_Task brief_:
Pictures aside, repeat every entry exactly.
* Begin Records for processing *
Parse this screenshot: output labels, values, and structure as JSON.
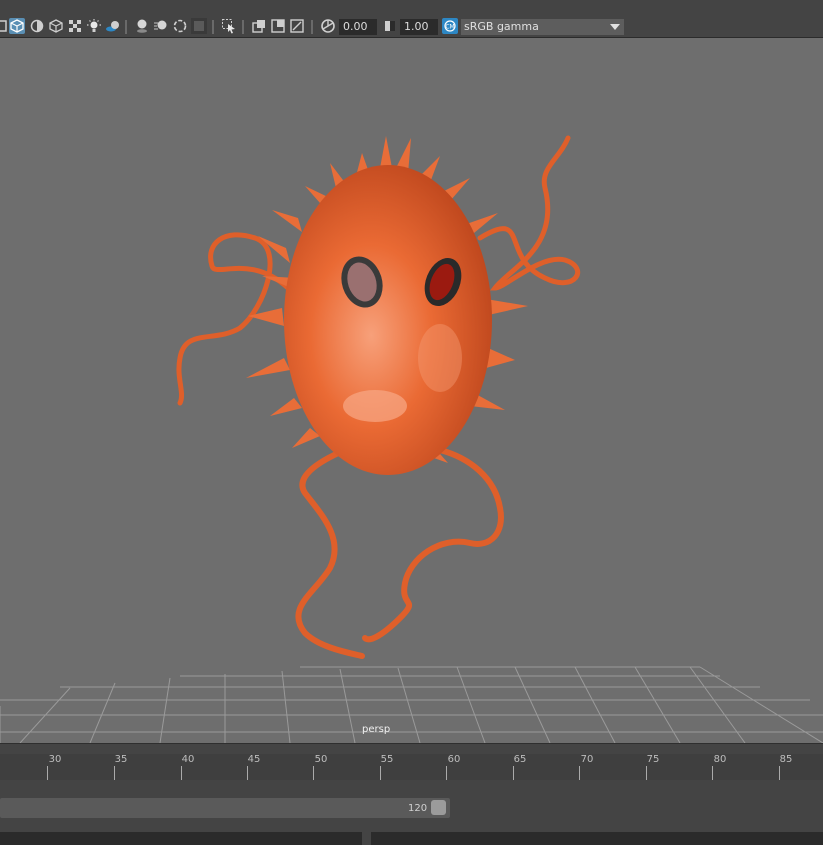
{
  "toolbar": {
    "icons": [
      "wireframe-shaded-icon",
      "default-material-icon",
      "xray-icon",
      "xray-joints-icon",
      "lights-icon",
      "shadows-icon",
      "ambient-occlusion-icon",
      "motion-blur-icon",
      "multisample-aa-icon",
      "depth-of-field-icon",
      "isolate-select-icon",
      "camera-gate-icon",
      "grid-icon",
      "resolution-gate-icon",
      "exposure-icon",
      "gamma-icon",
      "color-management-icon"
    ],
    "exposure_value": "0.00",
    "gamma_value": "1.00",
    "color_space": "sRGB gamma"
  },
  "viewport": {
    "camera_label": "persp",
    "background_color": "#6e6e6e",
    "grid_color": "#9a9a9a",
    "model_color": "#e2622a"
  },
  "timeslider": {
    "tick_labels": [
      "30",
      "35",
      "40",
      "45",
      "50",
      "55",
      "60",
      "65",
      "70",
      "75",
      "80",
      "85"
    ]
  },
  "range_slider": {
    "end_label": "120"
  }
}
* End Records for processing *
_Exercise output_:
Parse this screenshot: output labels, values, and structure as JSON.
{
  "toolbar": {
    "icons": [
      "wireframe-shaded-icon",
      "default-material-icon",
      "xray-icon",
      "xray-joints-icon",
      "lights-icon",
      "shadows-icon",
      "ambient-occlusion-icon",
      "motion-blur-icon",
      "multisample-aa-icon",
      "depth-of-field-icon",
      "isolate-select-icon",
      "camera-gate-icon",
      "grid-icon",
      "resolution-gate-icon",
      "exposure-icon",
      "gamma-icon",
      "color-management-icon"
    ],
    "exposure_value": "0.00",
    "gamma_value": "1.00",
    "color_space": "sRGB gamma"
  },
  "viewport": {
    "camera_label": "persp",
    "background_color": "#6e6e6e",
    "grid_color": "#9a9a9a",
    "model_color": "#e2622a"
  },
  "timeslider": {
    "tick_labels": [
      "30",
      "35",
      "40",
      "45",
      "50",
      "55",
      "60",
      "65",
      "70",
      "75",
      "80",
      "85"
    ]
  },
  "range_slider": {
    "end_label": "120"
  }
}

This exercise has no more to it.